-- EXERCISE REQUIREMENTS --
Find the lines that hold the word "shift" and return them.

···

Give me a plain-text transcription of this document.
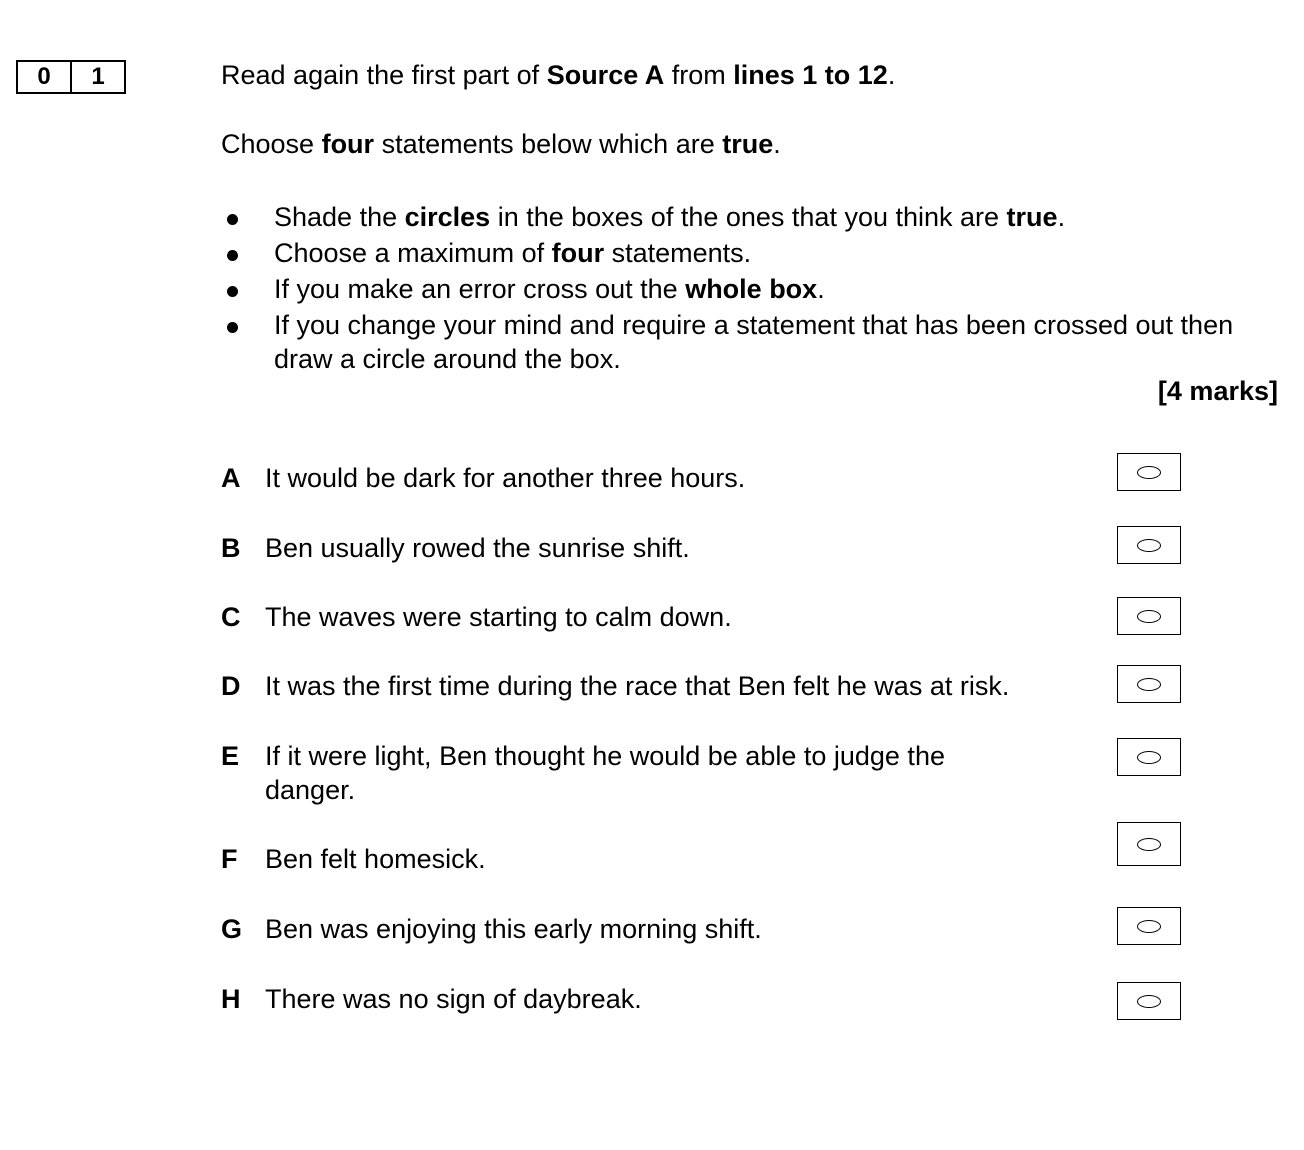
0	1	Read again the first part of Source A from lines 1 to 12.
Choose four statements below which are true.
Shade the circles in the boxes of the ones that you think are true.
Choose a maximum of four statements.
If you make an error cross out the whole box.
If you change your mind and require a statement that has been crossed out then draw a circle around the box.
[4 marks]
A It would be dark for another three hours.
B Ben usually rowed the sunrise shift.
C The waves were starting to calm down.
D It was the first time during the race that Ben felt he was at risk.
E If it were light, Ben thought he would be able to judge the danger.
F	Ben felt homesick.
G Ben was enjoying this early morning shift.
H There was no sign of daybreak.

···

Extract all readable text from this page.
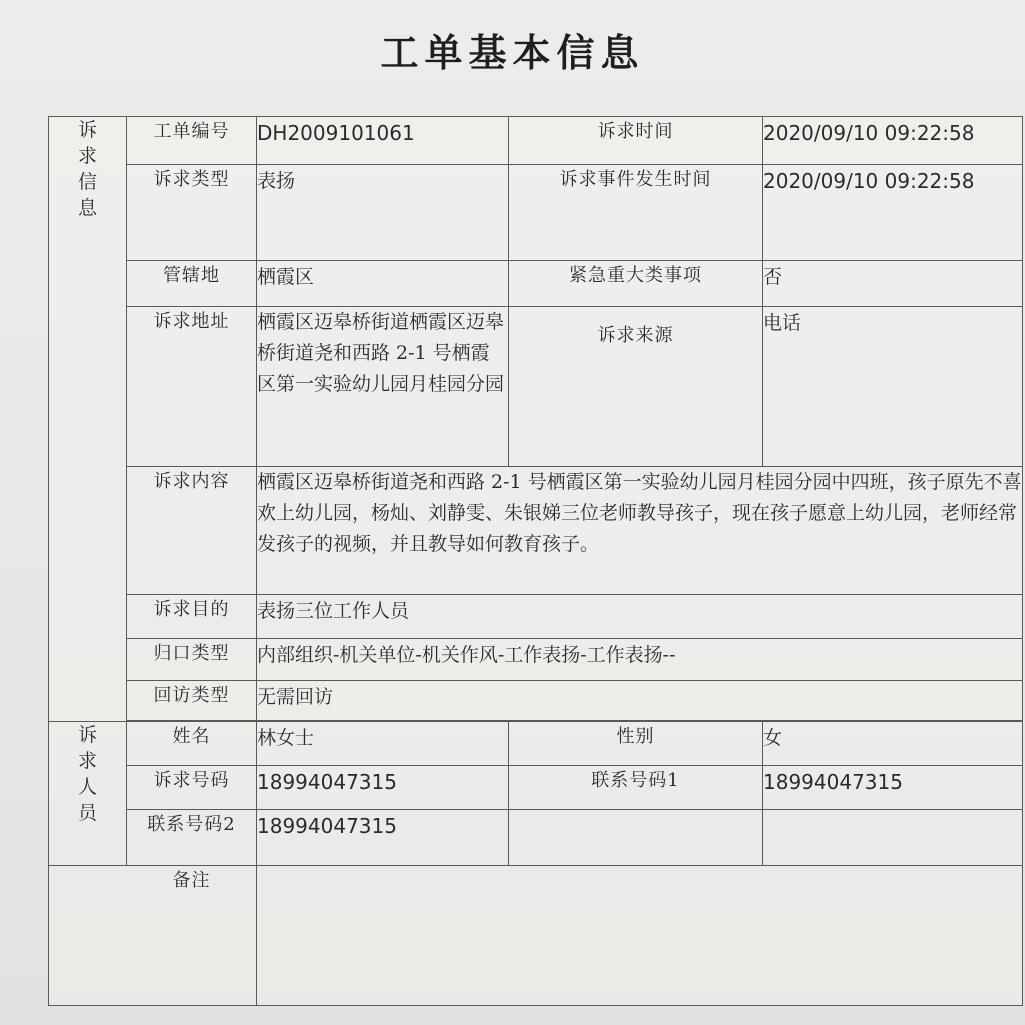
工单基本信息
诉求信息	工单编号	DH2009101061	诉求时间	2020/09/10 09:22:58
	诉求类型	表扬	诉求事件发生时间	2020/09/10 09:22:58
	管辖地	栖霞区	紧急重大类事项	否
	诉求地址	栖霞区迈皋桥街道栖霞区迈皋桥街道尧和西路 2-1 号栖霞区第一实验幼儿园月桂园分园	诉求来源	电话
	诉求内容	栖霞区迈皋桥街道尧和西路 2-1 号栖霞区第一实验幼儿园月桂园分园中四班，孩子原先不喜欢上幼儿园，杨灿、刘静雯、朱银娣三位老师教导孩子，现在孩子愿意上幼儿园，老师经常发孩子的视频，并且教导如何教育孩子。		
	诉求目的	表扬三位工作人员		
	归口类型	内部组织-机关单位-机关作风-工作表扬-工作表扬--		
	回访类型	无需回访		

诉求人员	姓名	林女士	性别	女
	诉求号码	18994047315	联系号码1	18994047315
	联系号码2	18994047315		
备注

···

-- RESPONSE TO THIS TASK --
B Ben usually rowed the sunrise shift.
G Ben was enjoying this early morning shift.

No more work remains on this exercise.